### Records from a collection of figures
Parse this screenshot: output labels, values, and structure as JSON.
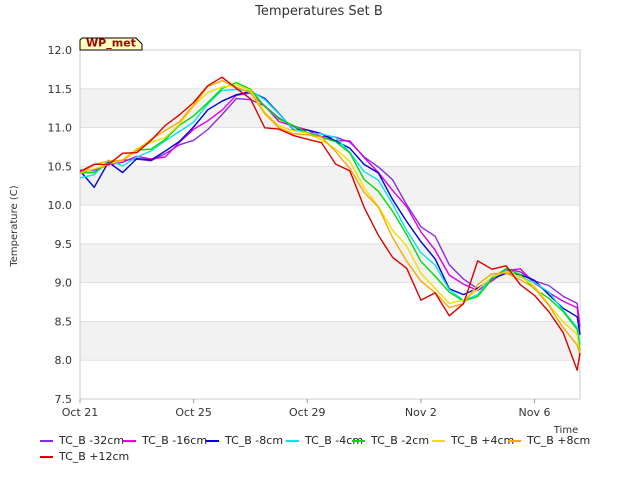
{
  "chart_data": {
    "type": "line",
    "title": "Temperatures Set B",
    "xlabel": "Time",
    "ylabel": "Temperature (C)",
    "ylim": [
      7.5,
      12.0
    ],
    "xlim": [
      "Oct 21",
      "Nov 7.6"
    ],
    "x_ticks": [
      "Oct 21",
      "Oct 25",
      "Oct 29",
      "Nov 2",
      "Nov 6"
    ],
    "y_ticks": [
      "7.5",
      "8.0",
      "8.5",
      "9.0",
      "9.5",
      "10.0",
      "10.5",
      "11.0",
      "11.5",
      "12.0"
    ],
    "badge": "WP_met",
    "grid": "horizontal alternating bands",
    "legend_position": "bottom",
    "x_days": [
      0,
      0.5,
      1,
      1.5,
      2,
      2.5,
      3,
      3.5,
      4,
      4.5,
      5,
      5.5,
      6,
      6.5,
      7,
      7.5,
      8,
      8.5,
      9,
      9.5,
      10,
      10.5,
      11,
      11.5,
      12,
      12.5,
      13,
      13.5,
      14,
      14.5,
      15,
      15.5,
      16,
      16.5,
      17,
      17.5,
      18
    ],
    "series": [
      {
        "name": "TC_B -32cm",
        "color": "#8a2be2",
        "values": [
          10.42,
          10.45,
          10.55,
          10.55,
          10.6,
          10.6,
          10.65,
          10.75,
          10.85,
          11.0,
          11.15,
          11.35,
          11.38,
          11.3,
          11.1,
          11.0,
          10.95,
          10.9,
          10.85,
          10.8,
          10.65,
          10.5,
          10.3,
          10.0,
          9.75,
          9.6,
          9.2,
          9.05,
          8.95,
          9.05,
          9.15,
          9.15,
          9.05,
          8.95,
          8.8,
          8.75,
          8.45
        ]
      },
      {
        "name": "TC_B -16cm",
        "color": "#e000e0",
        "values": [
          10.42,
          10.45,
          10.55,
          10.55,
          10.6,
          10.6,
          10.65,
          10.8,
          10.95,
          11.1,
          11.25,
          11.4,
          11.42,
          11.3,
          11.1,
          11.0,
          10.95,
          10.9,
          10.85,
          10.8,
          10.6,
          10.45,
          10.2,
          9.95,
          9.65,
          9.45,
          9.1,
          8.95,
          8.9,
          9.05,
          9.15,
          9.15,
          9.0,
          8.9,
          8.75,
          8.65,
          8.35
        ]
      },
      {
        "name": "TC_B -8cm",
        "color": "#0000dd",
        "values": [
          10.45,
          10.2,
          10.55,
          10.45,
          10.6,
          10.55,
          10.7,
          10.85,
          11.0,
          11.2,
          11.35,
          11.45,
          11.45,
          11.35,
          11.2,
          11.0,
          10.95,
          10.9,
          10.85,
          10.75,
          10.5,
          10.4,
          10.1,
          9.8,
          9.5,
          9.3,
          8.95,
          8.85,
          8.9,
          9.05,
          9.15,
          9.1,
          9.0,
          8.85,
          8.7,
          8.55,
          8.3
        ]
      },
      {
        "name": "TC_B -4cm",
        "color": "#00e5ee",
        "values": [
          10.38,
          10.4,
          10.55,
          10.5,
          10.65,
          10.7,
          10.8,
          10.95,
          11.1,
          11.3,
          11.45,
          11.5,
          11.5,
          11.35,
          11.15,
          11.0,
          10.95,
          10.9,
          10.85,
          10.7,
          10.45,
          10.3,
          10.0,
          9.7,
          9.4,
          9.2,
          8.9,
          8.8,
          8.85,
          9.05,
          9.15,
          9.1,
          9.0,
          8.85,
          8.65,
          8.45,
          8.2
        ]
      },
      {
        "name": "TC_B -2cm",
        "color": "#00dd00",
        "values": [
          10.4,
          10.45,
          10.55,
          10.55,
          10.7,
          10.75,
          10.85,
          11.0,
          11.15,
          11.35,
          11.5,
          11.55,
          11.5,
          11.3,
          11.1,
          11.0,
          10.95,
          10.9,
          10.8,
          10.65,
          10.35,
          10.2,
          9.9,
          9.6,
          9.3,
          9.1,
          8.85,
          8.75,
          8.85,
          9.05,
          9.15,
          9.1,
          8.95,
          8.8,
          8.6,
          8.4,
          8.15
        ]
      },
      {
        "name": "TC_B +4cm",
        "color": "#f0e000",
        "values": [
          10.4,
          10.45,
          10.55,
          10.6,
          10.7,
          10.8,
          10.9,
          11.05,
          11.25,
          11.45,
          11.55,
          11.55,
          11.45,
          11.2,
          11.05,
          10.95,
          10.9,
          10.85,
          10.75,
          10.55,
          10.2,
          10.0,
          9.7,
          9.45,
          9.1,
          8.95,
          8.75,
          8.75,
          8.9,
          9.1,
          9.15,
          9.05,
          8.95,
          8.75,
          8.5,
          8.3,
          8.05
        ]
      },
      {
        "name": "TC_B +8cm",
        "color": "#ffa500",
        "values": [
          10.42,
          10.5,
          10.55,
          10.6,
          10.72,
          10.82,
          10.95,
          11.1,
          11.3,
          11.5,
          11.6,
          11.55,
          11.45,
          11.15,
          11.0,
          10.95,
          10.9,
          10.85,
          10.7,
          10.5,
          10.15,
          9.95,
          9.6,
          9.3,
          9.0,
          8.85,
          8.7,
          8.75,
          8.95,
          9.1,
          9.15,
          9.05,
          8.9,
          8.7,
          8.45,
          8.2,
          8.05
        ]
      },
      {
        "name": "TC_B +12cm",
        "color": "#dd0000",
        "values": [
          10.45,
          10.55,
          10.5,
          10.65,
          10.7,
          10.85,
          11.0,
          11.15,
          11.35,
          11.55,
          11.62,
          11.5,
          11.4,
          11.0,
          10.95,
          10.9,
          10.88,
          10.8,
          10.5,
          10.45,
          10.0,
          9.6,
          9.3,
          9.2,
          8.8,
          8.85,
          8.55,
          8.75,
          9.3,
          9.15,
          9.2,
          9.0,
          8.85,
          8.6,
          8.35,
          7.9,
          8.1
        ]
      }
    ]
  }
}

---

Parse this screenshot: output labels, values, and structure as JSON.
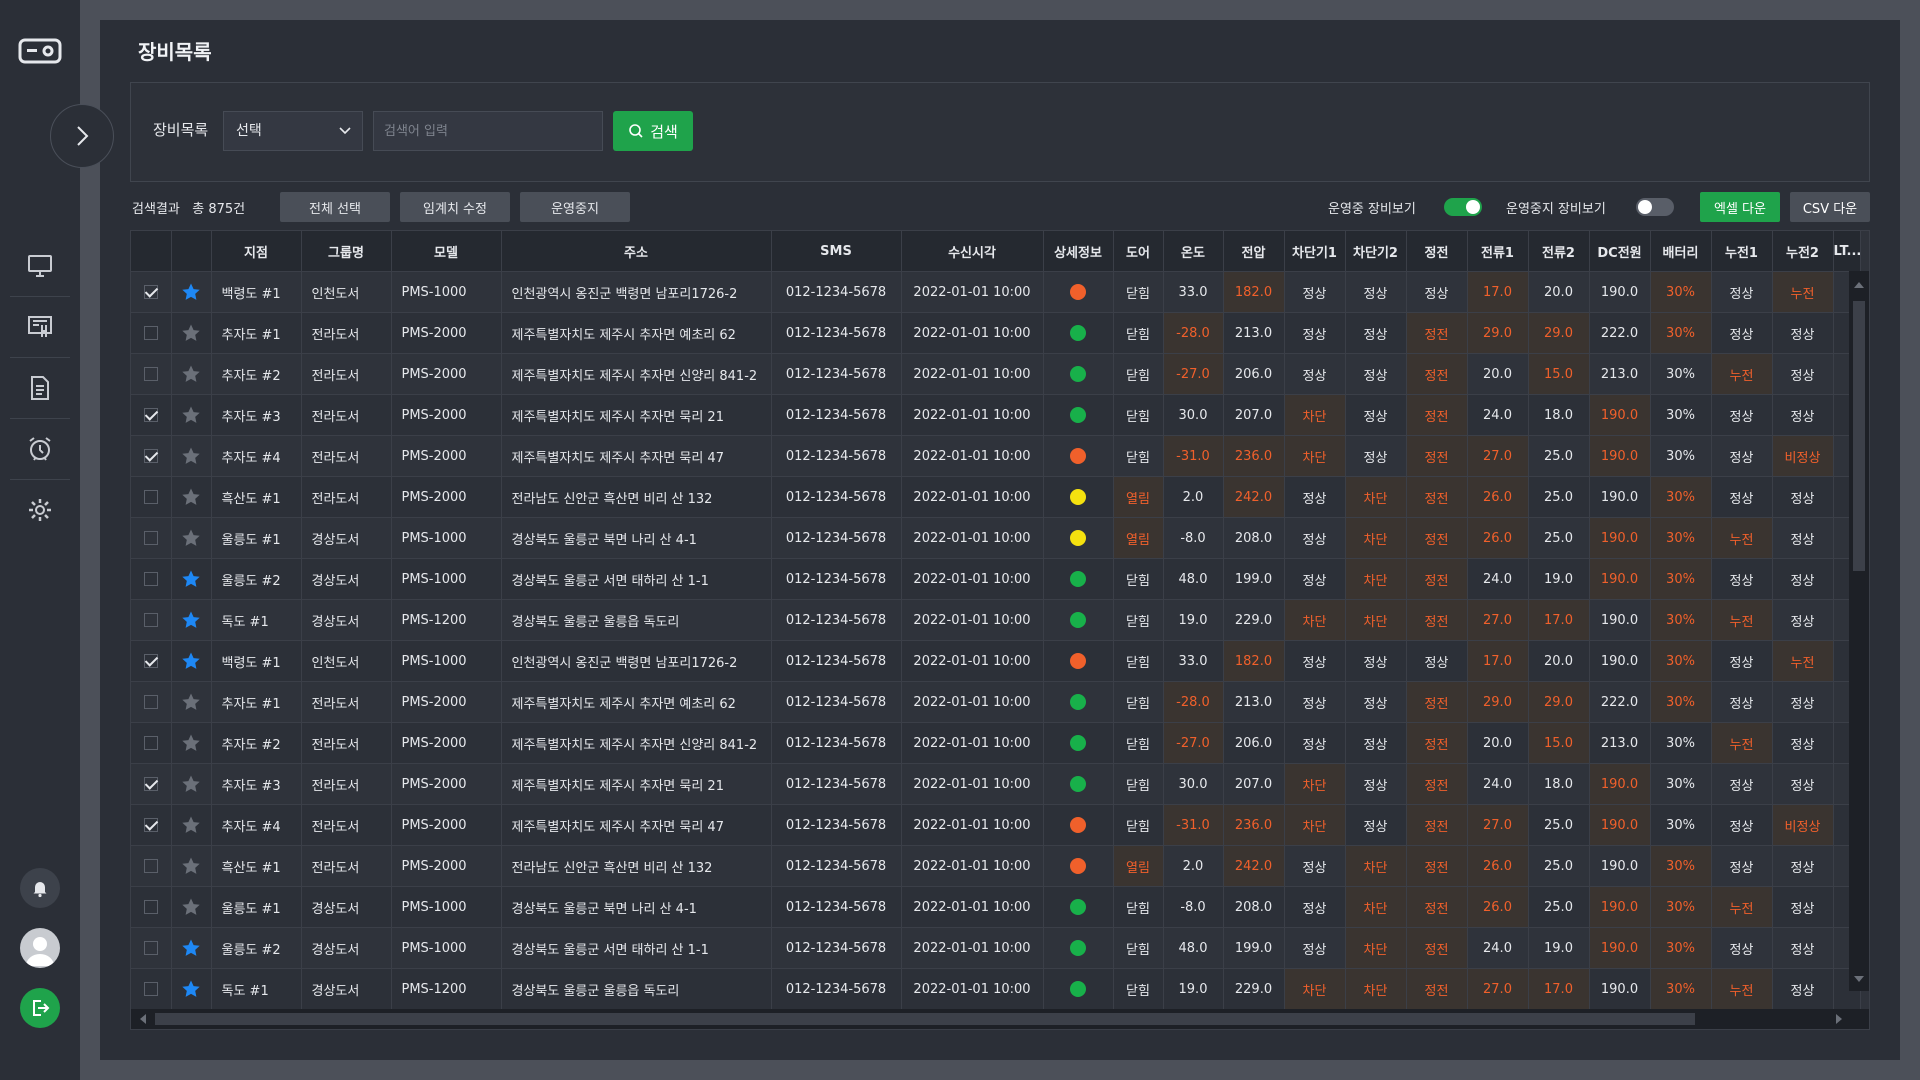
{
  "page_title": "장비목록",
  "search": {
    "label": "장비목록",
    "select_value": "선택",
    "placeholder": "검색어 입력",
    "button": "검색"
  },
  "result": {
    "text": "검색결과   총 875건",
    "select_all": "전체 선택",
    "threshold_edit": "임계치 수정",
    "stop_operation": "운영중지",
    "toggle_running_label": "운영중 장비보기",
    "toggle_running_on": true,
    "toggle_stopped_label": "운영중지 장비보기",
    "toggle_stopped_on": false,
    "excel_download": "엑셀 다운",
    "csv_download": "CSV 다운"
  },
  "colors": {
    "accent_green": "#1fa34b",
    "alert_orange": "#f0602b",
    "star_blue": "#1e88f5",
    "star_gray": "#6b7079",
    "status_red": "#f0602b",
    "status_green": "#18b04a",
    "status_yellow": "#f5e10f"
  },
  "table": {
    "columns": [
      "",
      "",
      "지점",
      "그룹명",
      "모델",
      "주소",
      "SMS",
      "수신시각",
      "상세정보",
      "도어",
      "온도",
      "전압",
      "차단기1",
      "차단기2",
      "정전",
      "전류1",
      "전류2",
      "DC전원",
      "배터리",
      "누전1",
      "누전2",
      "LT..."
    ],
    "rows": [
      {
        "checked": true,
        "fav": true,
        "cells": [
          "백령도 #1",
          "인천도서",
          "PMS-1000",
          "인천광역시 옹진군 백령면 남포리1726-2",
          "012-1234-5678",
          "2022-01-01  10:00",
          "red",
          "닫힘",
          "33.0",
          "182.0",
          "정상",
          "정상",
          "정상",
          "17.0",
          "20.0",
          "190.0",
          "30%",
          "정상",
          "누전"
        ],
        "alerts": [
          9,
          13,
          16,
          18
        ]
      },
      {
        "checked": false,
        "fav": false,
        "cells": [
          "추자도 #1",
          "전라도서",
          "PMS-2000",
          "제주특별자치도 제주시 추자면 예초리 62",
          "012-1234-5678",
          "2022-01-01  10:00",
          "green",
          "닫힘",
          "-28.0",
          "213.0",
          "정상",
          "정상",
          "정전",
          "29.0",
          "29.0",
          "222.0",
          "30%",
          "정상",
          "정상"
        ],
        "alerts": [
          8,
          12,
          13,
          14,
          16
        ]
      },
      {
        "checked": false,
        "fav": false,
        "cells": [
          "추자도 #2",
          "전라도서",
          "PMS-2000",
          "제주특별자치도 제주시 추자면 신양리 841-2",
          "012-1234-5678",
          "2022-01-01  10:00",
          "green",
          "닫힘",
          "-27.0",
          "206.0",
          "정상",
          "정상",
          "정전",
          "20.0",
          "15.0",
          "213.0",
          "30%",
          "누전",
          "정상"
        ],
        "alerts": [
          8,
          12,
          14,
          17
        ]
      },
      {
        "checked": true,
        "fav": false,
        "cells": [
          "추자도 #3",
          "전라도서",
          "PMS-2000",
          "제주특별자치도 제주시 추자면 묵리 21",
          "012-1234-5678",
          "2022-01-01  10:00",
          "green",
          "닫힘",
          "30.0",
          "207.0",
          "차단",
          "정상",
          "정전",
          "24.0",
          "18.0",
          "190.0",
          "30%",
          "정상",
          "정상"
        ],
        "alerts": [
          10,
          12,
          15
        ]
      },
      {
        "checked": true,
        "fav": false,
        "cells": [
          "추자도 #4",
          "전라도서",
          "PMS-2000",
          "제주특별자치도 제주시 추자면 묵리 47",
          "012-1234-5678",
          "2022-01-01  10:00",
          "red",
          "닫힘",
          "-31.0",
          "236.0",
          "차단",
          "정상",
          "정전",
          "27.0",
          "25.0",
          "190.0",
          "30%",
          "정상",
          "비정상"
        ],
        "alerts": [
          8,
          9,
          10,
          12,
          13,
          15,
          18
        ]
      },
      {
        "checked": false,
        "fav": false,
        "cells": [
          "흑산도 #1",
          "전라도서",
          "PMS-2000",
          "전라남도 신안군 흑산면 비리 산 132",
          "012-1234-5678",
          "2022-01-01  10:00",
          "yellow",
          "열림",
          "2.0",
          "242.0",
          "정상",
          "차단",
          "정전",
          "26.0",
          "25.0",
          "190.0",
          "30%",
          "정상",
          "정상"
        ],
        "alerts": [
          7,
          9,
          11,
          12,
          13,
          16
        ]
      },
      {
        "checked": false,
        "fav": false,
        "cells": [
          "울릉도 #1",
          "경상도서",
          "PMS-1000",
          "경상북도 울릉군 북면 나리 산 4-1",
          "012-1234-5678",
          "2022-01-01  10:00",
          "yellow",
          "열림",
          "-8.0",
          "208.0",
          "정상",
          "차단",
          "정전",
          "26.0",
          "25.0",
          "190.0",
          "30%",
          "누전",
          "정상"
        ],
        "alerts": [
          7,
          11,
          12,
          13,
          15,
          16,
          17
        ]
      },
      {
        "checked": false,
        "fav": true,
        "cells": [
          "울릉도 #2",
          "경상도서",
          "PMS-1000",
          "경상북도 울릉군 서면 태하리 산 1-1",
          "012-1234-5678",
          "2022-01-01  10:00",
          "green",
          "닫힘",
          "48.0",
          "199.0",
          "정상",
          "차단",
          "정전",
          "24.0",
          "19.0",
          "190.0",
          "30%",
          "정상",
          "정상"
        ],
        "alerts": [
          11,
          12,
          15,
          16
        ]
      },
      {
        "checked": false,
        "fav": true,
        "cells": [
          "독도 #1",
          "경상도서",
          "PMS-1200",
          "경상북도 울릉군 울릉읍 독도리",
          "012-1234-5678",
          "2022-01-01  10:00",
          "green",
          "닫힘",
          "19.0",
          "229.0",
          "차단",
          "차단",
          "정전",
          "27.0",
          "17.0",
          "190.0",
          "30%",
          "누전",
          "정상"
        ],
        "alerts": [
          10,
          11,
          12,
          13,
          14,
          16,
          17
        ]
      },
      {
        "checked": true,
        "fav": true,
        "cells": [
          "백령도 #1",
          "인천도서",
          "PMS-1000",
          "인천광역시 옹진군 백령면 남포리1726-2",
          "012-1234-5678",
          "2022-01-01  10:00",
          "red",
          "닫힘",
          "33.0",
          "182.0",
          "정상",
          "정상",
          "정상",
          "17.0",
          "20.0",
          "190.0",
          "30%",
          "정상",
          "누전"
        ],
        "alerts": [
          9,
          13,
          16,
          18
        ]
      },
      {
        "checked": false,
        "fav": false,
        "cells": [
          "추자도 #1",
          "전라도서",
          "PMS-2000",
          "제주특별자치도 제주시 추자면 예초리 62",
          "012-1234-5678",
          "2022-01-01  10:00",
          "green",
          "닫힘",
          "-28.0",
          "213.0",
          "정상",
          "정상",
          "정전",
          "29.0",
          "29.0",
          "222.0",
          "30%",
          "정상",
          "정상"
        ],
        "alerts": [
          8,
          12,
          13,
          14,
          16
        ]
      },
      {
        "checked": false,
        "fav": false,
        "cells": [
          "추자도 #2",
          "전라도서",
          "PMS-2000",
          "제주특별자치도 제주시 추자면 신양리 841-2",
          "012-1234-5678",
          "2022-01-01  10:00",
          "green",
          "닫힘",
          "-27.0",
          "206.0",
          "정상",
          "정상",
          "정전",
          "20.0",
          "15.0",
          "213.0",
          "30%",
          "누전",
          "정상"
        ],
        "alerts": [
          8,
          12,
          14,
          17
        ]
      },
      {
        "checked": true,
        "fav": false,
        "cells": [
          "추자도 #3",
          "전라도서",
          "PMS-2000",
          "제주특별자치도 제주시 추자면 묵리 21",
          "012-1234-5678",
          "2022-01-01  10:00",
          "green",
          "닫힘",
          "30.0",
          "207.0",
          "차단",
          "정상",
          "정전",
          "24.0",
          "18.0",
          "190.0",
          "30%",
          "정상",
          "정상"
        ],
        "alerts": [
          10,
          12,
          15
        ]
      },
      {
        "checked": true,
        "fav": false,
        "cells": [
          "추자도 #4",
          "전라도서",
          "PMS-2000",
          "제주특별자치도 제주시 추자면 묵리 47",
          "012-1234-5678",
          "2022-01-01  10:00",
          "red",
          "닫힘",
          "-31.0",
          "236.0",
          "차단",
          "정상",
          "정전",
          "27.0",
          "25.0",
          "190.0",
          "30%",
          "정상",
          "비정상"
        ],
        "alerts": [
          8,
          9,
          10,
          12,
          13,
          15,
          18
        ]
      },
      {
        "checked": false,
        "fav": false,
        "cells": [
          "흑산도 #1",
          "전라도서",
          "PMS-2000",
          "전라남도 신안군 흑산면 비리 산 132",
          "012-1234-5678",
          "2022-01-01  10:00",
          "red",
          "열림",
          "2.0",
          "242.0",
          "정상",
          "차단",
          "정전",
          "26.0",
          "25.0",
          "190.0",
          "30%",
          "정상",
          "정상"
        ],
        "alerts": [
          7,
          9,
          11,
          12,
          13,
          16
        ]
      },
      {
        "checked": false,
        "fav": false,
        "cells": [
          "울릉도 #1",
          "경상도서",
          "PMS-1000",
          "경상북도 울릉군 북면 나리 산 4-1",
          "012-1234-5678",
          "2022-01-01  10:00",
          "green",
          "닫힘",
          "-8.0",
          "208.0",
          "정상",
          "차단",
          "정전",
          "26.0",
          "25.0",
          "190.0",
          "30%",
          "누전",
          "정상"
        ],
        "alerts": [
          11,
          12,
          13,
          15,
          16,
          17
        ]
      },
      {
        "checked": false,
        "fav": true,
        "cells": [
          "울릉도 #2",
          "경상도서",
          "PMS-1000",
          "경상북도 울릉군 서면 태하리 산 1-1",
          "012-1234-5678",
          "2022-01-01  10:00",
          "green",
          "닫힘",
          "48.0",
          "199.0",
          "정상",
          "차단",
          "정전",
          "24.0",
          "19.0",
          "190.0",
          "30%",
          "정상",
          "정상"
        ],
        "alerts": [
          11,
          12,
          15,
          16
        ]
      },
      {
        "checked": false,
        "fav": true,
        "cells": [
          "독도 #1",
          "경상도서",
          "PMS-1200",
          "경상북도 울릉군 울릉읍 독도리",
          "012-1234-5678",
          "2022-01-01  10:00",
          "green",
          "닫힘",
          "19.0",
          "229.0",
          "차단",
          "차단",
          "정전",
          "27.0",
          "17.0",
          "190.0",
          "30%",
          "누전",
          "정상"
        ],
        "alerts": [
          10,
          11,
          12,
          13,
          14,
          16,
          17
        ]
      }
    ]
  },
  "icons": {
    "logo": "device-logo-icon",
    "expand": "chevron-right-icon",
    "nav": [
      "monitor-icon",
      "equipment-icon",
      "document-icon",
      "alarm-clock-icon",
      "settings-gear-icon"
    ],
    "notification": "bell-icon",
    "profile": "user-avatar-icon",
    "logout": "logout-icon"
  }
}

### STATED EXERCISE
Above are some records. Report the number of their lines that include "name", and add nothing else.

### THE REPLY
8